_Written problem_: Quote all of the data exactly as given. Skip every picture it contains.

_Data lines_:
>>

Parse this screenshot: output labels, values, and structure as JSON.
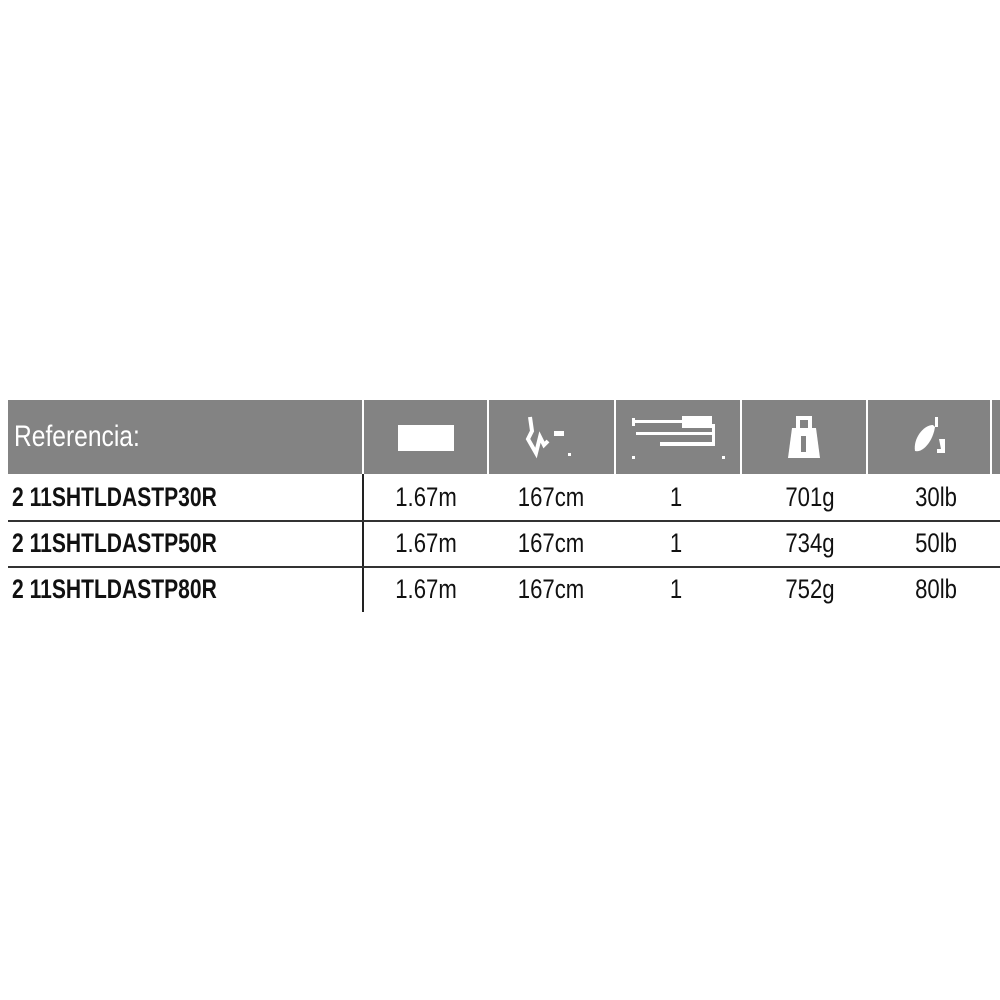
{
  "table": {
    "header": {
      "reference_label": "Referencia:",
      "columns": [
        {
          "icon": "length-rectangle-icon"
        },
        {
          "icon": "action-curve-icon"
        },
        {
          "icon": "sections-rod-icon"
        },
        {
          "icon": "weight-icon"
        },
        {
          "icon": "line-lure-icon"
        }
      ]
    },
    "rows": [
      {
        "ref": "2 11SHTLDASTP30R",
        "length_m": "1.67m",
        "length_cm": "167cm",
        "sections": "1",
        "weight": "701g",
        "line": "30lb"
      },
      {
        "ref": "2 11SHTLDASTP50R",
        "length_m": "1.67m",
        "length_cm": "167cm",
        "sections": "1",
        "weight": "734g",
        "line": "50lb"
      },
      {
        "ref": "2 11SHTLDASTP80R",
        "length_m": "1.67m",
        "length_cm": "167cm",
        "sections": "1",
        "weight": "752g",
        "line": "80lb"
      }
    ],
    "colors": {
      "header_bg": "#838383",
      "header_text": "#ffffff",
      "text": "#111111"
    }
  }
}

<<

_Solution for this task_:
Parse this screenshot: output labels, values, and structure as JSON.
{
  "table": {
    "header": {
      "reference_label": "Referencia:",
      "columns": [
        {
          "icon": "length-rectangle-icon"
        },
        {
          "icon": "action-curve-icon"
        },
        {
          "icon": "sections-rod-icon"
        },
        {
          "icon": "weight-icon"
        },
        {
          "icon": "line-lure-icon"
        }
      ]
    },
    "rows": [
      {
        "ref": "2 11SHTLDASTP30R",
        "length_m": "1.67m",
        "length_cm": "167cm",
        "sections": "1",
        "weight": "701g",
        "line": "30lb"
      },
      {
        "ref": "2 11SHTLDASTP50R",
        "length_m": "1.67m",
        "length_cm": "167cm",
        "sections": "1",
        "weight": "734g",
        "line": "50lb"
      },
      {
        "ref": "2 11SHTLDASTP80R",
        "length_m": "1.67m",
        "length_cm": "167cm",
        "sections": "1",
        "weight": "752g",
        "line": "80lb"
      }
    ],
    "colors": {
      "header_bg": "#838383",
      "header_text": "#ffffff",
      "text": "#111111"
    }
  }
}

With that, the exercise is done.